#### DATA LINES

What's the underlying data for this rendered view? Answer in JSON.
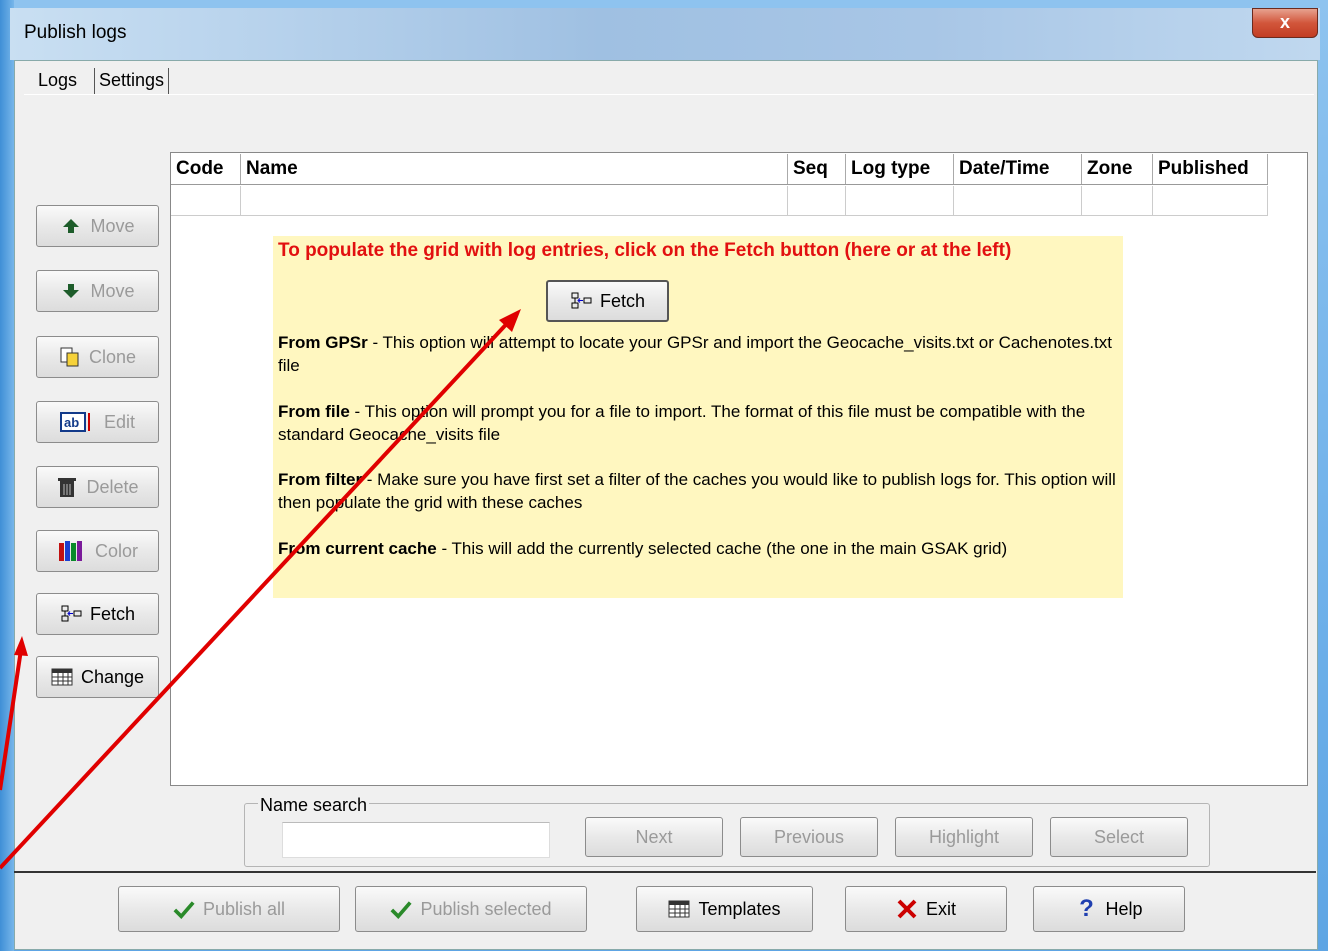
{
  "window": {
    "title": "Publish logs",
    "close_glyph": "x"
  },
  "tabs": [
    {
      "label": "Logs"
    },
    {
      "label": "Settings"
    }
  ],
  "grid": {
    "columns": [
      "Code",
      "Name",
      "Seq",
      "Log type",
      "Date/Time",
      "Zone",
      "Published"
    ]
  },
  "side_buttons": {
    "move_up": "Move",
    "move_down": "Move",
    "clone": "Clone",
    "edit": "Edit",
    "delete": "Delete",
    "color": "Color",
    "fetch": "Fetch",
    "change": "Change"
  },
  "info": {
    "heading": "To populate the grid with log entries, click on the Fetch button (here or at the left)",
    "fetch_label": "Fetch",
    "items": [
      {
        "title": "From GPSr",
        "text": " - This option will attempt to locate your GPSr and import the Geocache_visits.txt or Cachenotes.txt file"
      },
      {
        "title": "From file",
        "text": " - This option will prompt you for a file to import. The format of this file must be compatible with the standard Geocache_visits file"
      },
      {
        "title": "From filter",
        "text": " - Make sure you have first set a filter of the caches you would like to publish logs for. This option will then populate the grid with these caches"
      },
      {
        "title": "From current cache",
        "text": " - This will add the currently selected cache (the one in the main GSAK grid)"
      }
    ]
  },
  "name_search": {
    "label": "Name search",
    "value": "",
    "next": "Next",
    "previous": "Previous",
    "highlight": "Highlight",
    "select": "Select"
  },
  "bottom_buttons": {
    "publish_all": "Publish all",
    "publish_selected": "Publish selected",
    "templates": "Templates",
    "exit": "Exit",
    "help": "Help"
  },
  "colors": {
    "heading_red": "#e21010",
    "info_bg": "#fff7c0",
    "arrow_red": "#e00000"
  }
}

########
#### DATA LINES

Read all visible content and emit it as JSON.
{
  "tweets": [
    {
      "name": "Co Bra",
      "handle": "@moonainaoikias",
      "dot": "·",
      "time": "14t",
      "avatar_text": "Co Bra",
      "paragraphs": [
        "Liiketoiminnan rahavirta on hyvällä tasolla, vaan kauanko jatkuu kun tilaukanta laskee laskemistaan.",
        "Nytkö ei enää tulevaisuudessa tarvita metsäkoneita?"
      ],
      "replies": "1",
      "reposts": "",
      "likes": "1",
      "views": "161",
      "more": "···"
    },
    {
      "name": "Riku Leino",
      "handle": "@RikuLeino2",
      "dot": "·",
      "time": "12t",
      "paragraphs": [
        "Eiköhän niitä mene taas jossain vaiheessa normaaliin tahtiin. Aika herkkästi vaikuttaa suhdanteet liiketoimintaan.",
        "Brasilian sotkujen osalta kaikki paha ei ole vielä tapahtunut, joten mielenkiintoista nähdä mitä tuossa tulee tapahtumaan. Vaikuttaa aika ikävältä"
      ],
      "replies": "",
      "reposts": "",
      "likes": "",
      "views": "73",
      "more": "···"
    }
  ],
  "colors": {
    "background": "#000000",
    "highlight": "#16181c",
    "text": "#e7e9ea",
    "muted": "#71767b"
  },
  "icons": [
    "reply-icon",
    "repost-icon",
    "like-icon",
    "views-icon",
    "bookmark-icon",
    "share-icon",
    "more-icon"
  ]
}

########
#### DATA LINES

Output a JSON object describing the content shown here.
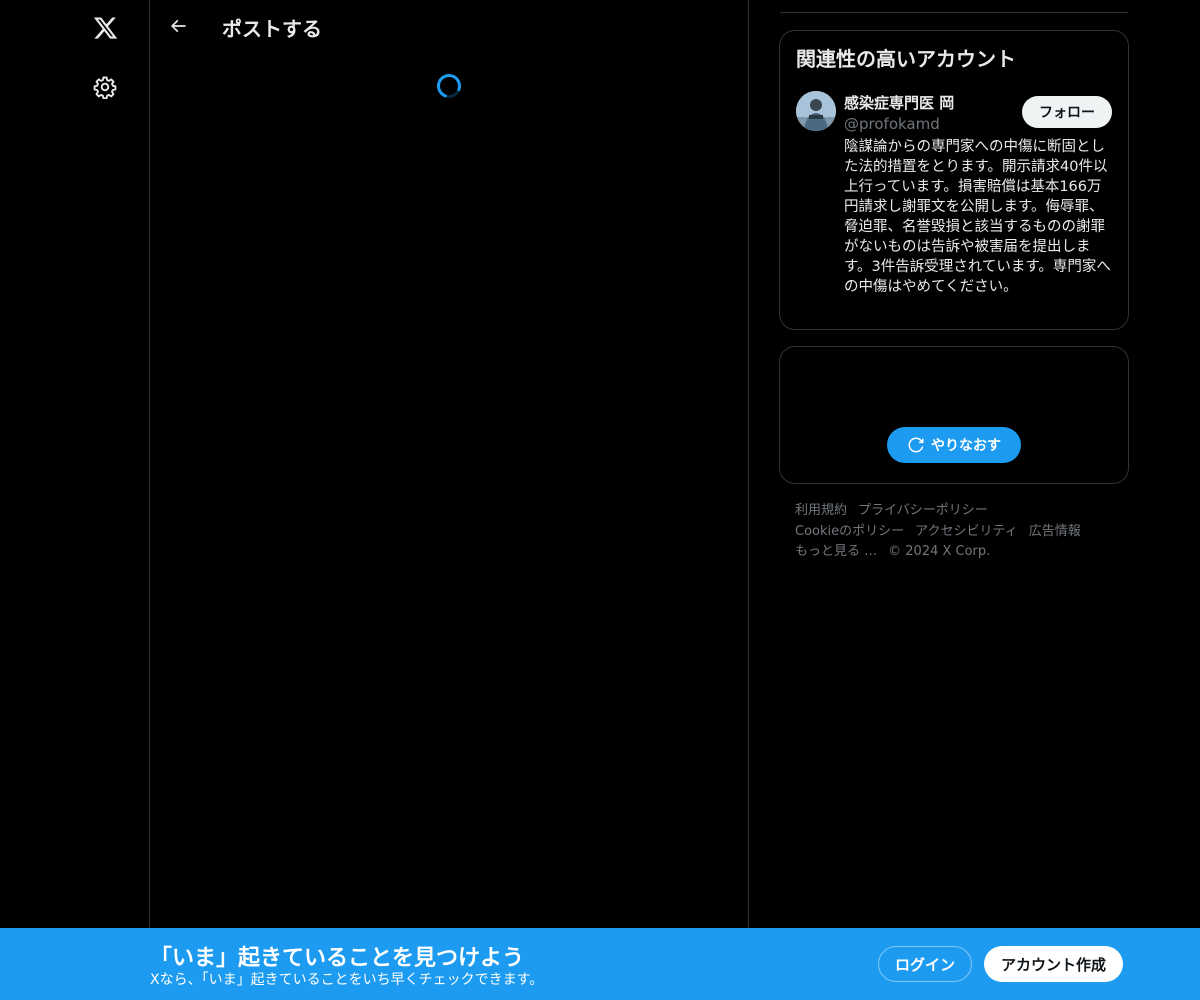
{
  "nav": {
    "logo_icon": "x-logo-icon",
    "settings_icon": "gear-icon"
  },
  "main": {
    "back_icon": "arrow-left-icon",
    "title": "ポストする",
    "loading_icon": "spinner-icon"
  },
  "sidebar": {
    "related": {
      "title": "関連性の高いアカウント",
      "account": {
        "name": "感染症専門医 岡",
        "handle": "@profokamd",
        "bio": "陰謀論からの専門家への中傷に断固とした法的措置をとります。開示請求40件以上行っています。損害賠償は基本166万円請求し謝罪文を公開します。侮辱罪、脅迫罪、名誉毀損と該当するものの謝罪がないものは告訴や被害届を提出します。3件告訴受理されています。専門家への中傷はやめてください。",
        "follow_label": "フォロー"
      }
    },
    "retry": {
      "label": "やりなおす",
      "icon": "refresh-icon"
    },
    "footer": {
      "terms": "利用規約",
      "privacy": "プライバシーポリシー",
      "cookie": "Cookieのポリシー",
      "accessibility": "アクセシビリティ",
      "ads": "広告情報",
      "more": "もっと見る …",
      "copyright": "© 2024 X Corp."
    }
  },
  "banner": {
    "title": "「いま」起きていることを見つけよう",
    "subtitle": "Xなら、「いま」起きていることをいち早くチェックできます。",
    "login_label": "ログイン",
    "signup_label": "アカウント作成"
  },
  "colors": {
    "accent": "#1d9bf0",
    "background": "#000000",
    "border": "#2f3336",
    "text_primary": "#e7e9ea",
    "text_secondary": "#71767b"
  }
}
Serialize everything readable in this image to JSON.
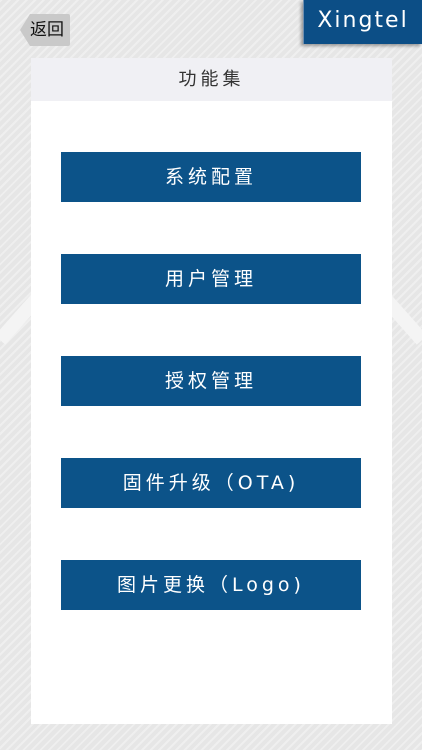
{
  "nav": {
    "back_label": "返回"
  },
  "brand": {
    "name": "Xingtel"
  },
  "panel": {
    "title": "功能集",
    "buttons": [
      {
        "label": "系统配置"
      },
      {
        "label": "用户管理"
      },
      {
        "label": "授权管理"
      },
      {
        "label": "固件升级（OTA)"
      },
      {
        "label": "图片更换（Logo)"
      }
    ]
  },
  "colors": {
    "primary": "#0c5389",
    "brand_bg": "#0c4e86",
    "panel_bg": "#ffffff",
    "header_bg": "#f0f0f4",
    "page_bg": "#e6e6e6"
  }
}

########

In the entries above, find every line with the word "JSON" and list it.

* [RESPONSE TO THIS EXERCISE]
What's the underlying data for this rendered view? Answer in JSON.
Read all visible content and emit it as JSON.
Output a JSON object describing the content shown here.
Serialize everything readable in this image to JSON.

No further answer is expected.